• REQUIREMENTS: Return the complete listing that follows, with each line reproduced exactly.

** START OF RECORDS PROVIDED **

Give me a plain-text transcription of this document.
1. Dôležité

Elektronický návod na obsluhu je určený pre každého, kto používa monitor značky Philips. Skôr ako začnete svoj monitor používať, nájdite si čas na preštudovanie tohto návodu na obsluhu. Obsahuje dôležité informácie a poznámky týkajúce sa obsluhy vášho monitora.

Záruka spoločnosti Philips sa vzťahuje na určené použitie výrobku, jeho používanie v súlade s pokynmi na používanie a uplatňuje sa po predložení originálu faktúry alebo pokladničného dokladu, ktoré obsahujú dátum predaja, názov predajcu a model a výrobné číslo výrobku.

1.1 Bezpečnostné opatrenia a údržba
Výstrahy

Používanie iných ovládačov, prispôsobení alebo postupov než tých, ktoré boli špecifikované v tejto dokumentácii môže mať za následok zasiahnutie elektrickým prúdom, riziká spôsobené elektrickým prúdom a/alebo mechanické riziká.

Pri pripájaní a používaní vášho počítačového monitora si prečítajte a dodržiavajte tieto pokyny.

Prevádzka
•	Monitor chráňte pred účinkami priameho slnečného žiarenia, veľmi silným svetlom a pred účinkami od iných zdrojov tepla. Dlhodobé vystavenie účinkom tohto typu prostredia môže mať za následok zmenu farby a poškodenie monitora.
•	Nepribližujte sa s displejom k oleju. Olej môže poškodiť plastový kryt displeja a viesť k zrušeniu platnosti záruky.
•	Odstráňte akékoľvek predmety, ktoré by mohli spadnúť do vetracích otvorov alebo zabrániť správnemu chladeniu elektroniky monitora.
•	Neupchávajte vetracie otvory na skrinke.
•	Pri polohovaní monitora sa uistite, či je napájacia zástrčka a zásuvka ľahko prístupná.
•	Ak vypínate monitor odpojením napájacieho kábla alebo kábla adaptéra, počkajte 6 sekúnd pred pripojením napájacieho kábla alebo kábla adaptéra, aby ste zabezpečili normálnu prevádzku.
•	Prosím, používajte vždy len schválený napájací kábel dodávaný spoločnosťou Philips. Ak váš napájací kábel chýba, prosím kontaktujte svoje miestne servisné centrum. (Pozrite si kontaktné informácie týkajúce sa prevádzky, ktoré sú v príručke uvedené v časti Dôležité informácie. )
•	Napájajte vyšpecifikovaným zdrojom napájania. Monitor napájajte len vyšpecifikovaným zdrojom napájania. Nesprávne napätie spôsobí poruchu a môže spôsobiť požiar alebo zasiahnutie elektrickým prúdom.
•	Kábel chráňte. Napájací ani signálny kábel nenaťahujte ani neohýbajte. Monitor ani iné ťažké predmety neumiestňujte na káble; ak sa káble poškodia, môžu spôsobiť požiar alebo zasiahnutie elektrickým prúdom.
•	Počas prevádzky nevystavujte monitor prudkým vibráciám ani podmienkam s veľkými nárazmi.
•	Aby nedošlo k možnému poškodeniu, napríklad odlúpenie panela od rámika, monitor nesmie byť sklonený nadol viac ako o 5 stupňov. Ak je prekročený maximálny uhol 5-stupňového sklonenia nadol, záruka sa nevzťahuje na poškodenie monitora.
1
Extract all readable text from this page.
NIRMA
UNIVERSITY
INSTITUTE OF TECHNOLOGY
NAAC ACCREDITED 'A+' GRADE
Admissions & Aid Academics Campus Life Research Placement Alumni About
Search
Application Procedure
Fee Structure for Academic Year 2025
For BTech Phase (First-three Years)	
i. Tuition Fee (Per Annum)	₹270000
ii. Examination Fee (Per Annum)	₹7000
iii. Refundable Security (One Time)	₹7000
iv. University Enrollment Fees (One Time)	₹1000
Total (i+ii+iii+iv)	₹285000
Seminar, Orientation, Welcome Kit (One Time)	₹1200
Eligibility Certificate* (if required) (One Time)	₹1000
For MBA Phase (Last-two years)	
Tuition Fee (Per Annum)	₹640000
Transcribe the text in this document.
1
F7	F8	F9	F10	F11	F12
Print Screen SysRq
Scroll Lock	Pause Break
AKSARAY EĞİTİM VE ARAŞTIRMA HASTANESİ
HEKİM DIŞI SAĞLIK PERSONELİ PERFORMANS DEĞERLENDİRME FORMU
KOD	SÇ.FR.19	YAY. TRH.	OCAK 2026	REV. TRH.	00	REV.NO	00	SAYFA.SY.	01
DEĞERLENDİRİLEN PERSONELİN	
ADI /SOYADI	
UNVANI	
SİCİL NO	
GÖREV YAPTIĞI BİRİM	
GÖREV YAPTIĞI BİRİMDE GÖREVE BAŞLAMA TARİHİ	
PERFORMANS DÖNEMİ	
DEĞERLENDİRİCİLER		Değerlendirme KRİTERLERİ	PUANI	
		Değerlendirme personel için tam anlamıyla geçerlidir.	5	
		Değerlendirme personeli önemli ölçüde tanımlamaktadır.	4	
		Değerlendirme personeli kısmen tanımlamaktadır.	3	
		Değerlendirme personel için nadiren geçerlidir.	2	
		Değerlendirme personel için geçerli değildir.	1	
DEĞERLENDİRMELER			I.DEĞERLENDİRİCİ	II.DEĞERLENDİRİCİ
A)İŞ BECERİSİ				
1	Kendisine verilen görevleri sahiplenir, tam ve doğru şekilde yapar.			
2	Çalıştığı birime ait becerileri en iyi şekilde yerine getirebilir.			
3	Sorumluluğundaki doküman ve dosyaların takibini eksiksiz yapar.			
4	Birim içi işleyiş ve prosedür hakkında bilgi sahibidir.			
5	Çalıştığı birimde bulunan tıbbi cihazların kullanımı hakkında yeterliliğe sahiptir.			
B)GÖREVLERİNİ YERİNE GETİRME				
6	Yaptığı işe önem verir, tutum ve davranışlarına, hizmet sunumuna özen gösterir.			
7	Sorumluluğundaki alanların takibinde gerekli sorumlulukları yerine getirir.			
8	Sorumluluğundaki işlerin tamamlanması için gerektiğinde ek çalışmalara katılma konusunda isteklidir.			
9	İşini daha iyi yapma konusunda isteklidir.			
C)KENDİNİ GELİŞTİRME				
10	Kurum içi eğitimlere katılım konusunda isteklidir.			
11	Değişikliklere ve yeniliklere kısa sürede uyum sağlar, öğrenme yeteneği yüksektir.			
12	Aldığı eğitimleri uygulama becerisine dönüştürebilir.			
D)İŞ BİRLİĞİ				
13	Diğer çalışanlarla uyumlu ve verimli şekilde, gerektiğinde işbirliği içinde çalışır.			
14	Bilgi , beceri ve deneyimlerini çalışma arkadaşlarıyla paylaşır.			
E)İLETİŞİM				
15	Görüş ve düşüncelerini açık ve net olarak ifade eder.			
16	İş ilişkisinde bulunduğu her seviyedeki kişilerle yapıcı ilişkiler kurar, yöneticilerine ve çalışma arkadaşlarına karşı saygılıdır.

** END OF RECORDS PROVIDED **

• RESPONSE:
Give me a plain-text transcription of this document.
1. Dôležité

Elektronický návod na obsluhu je určený pre každého, kto používa monitor značky Philips. Skôr ako začnete svoj monitor používať, nájdite si čas na preštudovanie tohto návodu na obsluhu. Obsahuje dôležité informácie a poznámky týkajúce sa obsluhy vášho monitora.

Záruka spoločnosti Philips sa vzťahuje na určené použitie výrobku, jeho používanie v súlade s pokynmi na používanie a uplatňuje sa po predložení originálu faktúry alebo pokladničného dokladu, ktoré obsahujú dátum predaja, názov predajcu a model a výrobné číslo výrobku.

1.1 Bezpečnostné opatrenia a údržba
Výstrahy

Používanie iných ovládačov, prispôsobení alebo postupov než tých, ktoré boli špecifikované v tejto dokumentácii môže mať za následok zasiahnutie elektrickým prúdom, riziká spôsobené elektrickým prúdom a/alebo mechanické riziká.

Pri pripájaní a používaní vášho počítačového monitora si prečítajte a dodržiavajte tieto pokyny.

Prevádzka
•	Monitor chráňte pred účinkami priameho slnečného žiarenia, veľmi silným svetlom a pred účinkami od iných zdrojov tepla. Dlhodobé vystavenie účinkom tohto typu prostredia môže mať za následok zmenu farby a poškodenie monitora.
•	Nepribližujte sa s displejom k oleju. Olej môže poškodiť plastový kryt displeja a viesť k zrušeniu platnosti záruky.
•	Odstráňte akékoľvek predmety, ktoré by mohli spadnúť do vetracích otvorov alebo zabrániť správnemu chladeniu elektroniky monitora.
•	Neupchávajte vetracie otvory na skrinke.
•	Pri polohovaní monitora sa uistite, či je napájacia zástrčka a zásuvka ľahko prístupná.
•	Ak vypínate monitor odpojením napájacieho kábla alebo kábla adaptéra, počkajte 6 sekúnd pred pripojením napájacieho kábla alebo kábla adaptéra, aby ste zabezpečili normálnu prevádzku.
•	Prosím, používajte vždy len schválený napájací kábel dodávaný spoločnosťou Philips. Ak váš napájací kábel chýba, prosím kontaktujte svoje miestne servisné centrum. (Pozrite si kontaktné informácie týkajúce sa prevádzky, ktoré sú v príručke uvedené v časti Dôležité informácie. )
•	Napájajte vyšpecifikovaným zdrojom napájania. Monitor napájajte len vyšpecifikovaným zdrojom napájania. Nesprávne napätie spôsobí poruchu a môže spôsobiť požiar alebo zasiahnutie elektrickým prúdom.
•	Kábel chráňte. Napájací ani signálny kábel nenaťahujte ani neohýbajte. Monitor ani iné ťažké predmety neumiestňujte na káble; ak sa káble poškodia, môžu spôsobiť požiar alebo zasiahnutie elektrickým prúdom.
•	Počas prevádzky nevystavujte monitor prudkým vibráciám ani podmienkam s veľkými nárazmi.
•	Aby nedošlo k možnému poškodeniu, napríklad odlúpenie panela od rámika, monitor nesmie byť sklonený nadol viac ako o 5 stupňov. Ak je prekročený maximálny uhol 5-stupňového sklonenia nadol, záruka sa nevzťahuje na poškodenie monitora.
1
Extract all readable text from this page.
NIRMA
UNIVERSITY
INSTITUTE OF TECHNOLOGY
NAAC ACCREDITED 'A+' GRADE
Admissions & Aid Academics Campus Life Research Placement Alumni About
Search
Application Procedure
Fee Structure for Academic Year 2025
For BTech Phase (First-three Years)	
i. Tuition Fee (Per Annum)	₹270000
ii. Examination Fee (Per Annum)	₹7000
iii. Refundable Security (One Time)	₹7000
iv. University Enrollment Fees (One Time)	₹1000
Total (i+ii+iii+iv)	₹285000
Seminar, Orientation, Welcome Kit (One Time)	₹1200
Eligibility Certificate* (if required) (One Time)	₹1000
For MBA Phase (Last-two years)	
Tuition Fee (Per Annum)	₹640000
Transcribe the text in this document.
1
F7	F8	F9	F10	F11	F12
Print Screen SysRq
Scroll Lock	Pause Break
AKSARAY EĞİTİM VE ARAŞTIRMA HASTANESİ
HEKİM DIŞI SAĞLIK PERSONELİ PERFORMANS DEĞERLENDİRME FORMU
KOD	SÇ.FR.19	YAY. TRH.	OCAK 2026	REV. TRH.	00	REV.NO	00	SAYFA.SY.	01
DEĞERLENDİRİLEN PERSONELİN	
ADI /SOYADI	
UNVANI	
SİCİL NO	
GÖREV YAPTIĞI BİRİM	
GÖREV YAPTIĞI BİRİMDE GÖREVE BAŞLAMA TARİHİ	
PERFORMANS DÖNEMİ	
DEĞERLENDİRİCİLER		Değerlendirme KRİTERLERİ	PUANI	
		Değerlendirme personel için tam anlamıyla geçerlidir.	5	
		Değerlendirme personeli önemli ölçüde tanımlamaktadır.	4	
		Değerlendirme personeli kısmen tanımlamaktadır.	3	
		Değerlendirme personel için nadiren geçerlidir.	2	
		Değerlendirme personel için geçerli değildir.	1	
DEĞERLENDİRMELER			I.DEĞERLENDİRİCİ	II.DEĞERLENDİRİCİ
A)İŞ BECERİSİ				
1	Kendisine verilen görevleri sahiplenir, tam ve doğru şekilde yapar.			
2	Çalıştığı birime ait becerileri en iyi şekilde yerine getirebilir.			
3	Sorumluluğundaki doküman ve dosyaların takibini eksiksiz yapar.			
4	Birim içi işleyiş ve prosedür hakkında bilgi sahibidir.			
5	Çalıştığı birimde bulunan tıbbi cihazların kullanımı hakkında yeterliliğe sahiptir.			
B)GÖREVLERİNİ YERİNE GETİRME				
6	Yaptığı işe önem verir, tutum ve davranışlarına, hizmet sunumuna özen gösterir.			
7	Sorumluluğundaki alanların takibinde gerekli sorumlulukları yerine getirir.			
8	Sorumluluğundaki işlerin tamamlanması için gerektiğinde ek çalışmalara katılma konusunda isteklidir.			
9	İşini daha iyi yapma konusunda isteklidir.			
C)KENDİNİ GELİŞTİRME				
10	Kurum içi eğitimlere katılım konusunda isteklidir.			
11	Değişikliklere ve yeniliklere kısa sürede uyum sağlar, öğrenme yeteneği yüksektir.			
12	Aldığı eğitimleri uygulama becerisine dönüştürebilir.			
D)İŞ BİRLİĞİ				
13	Diğer çalışanlarla uyumlu ve verimli şekilde, gerektiğinde işbirliği içinde çalışır.			
14	Bilgi , beceri ve deneyimlerini çalışma arkadaşlarıyla paylaşır.			
E)İLETİŞİM				
15	Görüş ve düşüncelerini açık ve net olarak ifade eder.			
16	İş ilişkisinde bulunduğu her seviyedeki kişilerle yapıcı ilişkiler kurar, yöneticilerine ve çalışma arkadaşlarına karşı saygılıdır.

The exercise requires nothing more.